GIVEN INSTRUCTION:
Update the records below by replacing every "keyword-item" with "key-term-item" and changing nothing else, then give all the lines again without the pictures.

Coordinate annotation records:
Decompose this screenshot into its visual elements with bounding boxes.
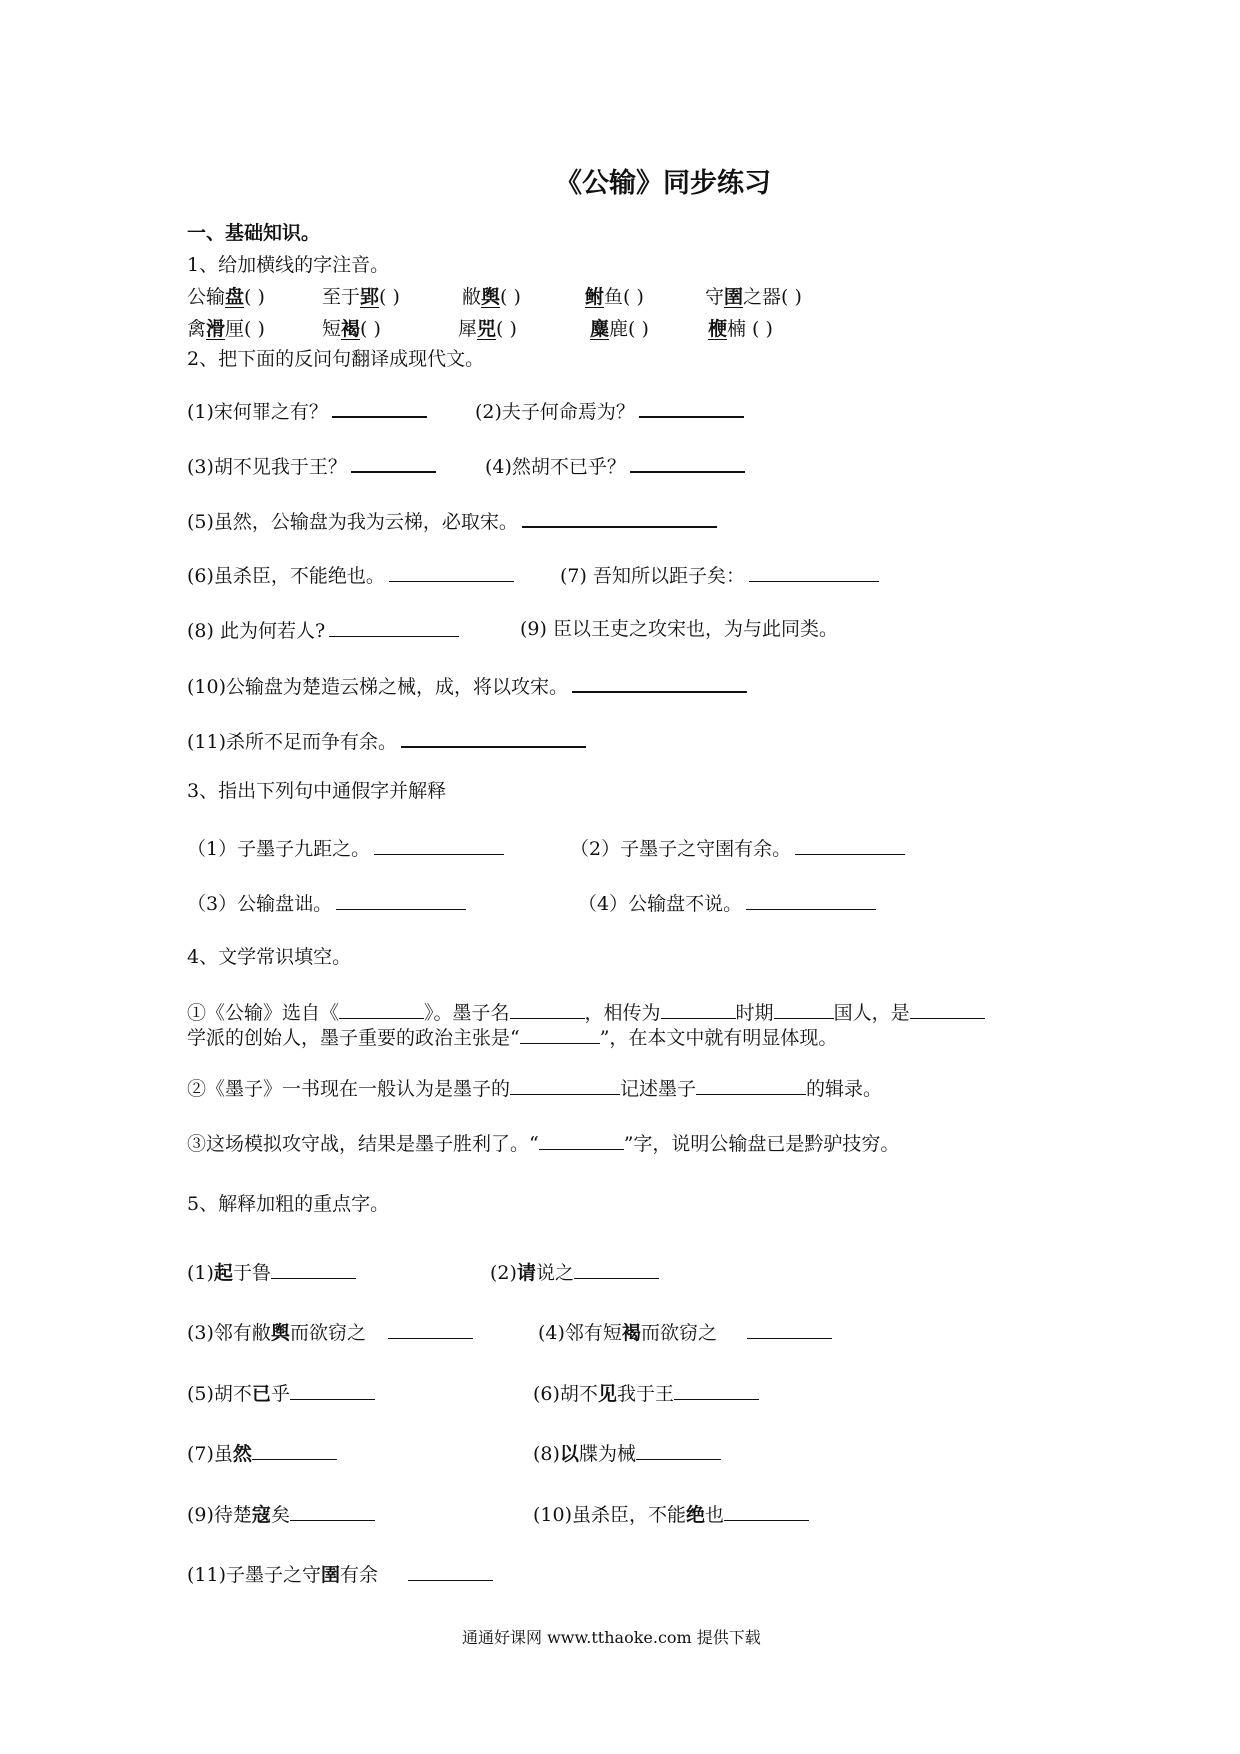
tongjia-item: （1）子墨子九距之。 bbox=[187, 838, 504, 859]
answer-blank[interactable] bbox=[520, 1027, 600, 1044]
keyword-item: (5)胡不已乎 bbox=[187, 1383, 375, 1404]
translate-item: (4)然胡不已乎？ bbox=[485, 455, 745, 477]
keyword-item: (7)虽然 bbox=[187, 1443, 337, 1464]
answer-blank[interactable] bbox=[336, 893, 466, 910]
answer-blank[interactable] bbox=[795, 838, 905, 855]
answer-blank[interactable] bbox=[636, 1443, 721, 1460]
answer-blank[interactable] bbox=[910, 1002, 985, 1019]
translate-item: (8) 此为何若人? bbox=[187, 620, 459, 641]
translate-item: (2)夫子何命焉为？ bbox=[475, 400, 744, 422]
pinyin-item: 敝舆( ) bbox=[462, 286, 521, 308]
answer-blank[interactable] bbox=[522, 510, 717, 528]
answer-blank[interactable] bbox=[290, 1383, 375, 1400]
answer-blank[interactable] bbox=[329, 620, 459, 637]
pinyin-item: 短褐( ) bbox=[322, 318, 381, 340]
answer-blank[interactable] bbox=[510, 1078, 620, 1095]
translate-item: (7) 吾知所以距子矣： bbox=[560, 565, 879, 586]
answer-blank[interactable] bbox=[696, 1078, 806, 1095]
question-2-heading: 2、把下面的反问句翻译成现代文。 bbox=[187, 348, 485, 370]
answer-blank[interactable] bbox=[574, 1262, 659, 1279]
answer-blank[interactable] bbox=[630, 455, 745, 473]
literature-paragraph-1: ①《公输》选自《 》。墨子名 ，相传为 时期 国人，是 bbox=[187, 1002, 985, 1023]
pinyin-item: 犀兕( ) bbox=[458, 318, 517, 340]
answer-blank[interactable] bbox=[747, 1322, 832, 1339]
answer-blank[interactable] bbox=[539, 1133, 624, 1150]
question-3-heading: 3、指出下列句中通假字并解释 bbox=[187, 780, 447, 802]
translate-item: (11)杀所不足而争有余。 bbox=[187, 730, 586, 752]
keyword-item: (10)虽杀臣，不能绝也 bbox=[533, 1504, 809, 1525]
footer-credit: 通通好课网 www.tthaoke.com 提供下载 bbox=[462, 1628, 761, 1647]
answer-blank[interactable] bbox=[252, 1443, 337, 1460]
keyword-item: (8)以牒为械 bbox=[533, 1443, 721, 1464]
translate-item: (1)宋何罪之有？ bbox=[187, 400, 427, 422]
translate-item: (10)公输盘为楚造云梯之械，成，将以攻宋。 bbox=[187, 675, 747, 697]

SOLUTION TO THIS TASK:
Decompose this screenshot into its visual elements with bounding boxes.
tongjia-item: （1）子墨子九距之。 bbox=[187, 838, 504, 859]
answer-blank[interactable] bbox=[520, 1027, 600, 1044]
key-term-item: (5)胡不已乎 bbox=[187, 1383, 375, 1404]
translate-item: (4)然胡不已乎？ bbox=[485, 455, 745, 477]
key-term-item: (7)虽然 bbox=[187, 1443, 337, 1464]
answer-blank[interactable] bbox=[336, 893, 466, 910]
answer-blank[interactable] bbox=[795, 838, 905, 855]
answer-blank[interactable] bbox=[636, 1443, 721, 1460]
answer-blank[interactable] bbox=[910, 1002, 985, 1019]
translate-item: (8) 此为何若人? bbox=[187, 620, 459, 641]
translate-item: (2)夫子何命焉为？ bbox=[475, 400, 744, 422]
pinyin-item: 敝舆( ) bbox=[462, 286, 521, 308]
answer-blank[interactable] bbox=[522, 510, 717, 528]
answer-blank[interactable] bbox=[290, 1383, 375, 1400]
answer-blank[interactable] bbox=[329, 620, 459, 637]
pinyin-item: 短褐( ) bbox=[322, 318, 381, 340]
answer-blank[interactable] bbox=[510, 1078, 620, 1095]
translate-item: (7) 吾知所以距子矣： bbox=[560, 565, 879, 586]
answer-blank[interactable] bbox=[696, 1078, 806, 1095]
question-2-heading: 2、把下面的反问句翻译成现代文。 bbox=[187, 348, 485, 370]
answer-blank[interactable] bbox=[574, 1262, 659, 1279]
answer-blank[interactable] bbox=[630, 455, 745, 473]
literature-paragraph-1: ①《公输》选自《 》。墨子名 ，相传为 时期 国人，是 bbox=[187, 1002, 985, 1023]
pinyin-item: 犀兕( ) bbox=[458, 318, 517, 340]
answer-blank[interactable] bbox=[747, 1322, 832, 1339]
answer-blank[interactable] bbox=[539, 1133, 624, 1150]
question-3-heading: 3、指出下列句中通假字并解释 bbox=[187, 780, 447, 802]
translate-item: (11)杀所不足而争有余。 bbox=[187, 730, 586, 752]
key-term-item: (10)虽杀臣，不能绝也 bbox=[533, 1504, 809, 1525]
footer-credit: 通通好课网 www.tthaoke.com 提供下载 bbox=[462, 1628, 761, 1647]
answer-blank[interactable] bbox=[252, 1443, 337, 1460]
key-term-item: (8)以牒为械 bbox=[533, 1443, 721, 1464]
translate-item: (1)宋何罪之有？ bbox=[187, 400, 427, 422]
translate-item: (10)公输盘为楚造云梯之械，成，将以攻宋。 bbox=[187, 675, 747, 697]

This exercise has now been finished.